▶ _Your goal_
Across the entries below, count the lines in which the word "timestamp" occurs. Reply with the count alone.

--- start Source records ---

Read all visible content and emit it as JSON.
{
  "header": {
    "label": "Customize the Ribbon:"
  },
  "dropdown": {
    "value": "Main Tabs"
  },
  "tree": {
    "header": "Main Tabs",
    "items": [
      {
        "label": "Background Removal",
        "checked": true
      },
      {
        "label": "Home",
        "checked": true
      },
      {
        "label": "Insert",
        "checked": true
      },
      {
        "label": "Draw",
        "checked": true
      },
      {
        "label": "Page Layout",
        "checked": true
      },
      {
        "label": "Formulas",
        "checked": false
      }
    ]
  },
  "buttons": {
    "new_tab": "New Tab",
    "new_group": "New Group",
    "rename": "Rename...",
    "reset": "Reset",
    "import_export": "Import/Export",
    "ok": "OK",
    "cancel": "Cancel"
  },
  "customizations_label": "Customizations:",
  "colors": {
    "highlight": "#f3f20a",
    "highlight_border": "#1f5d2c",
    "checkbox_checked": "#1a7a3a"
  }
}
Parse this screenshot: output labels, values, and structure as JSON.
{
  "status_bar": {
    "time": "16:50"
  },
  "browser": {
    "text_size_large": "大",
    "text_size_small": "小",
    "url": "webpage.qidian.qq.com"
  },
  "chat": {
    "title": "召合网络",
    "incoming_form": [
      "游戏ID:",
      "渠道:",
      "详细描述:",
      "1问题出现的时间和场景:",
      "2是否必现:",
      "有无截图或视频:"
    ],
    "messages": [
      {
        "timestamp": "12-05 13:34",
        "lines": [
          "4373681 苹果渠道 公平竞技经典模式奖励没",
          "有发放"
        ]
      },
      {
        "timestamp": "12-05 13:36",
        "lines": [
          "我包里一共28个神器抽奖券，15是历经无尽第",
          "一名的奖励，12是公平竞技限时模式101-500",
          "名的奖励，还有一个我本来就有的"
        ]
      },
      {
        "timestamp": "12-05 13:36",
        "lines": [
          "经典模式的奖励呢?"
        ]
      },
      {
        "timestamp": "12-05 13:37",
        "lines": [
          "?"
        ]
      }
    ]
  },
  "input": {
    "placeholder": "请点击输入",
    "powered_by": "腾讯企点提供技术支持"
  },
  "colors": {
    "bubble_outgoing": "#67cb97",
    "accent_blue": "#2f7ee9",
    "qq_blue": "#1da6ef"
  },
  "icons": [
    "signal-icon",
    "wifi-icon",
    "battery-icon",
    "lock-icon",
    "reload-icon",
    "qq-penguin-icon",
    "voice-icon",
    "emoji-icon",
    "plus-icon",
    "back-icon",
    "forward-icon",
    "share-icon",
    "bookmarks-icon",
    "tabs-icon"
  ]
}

--- end Source records ---

▶ _Answer in full_
4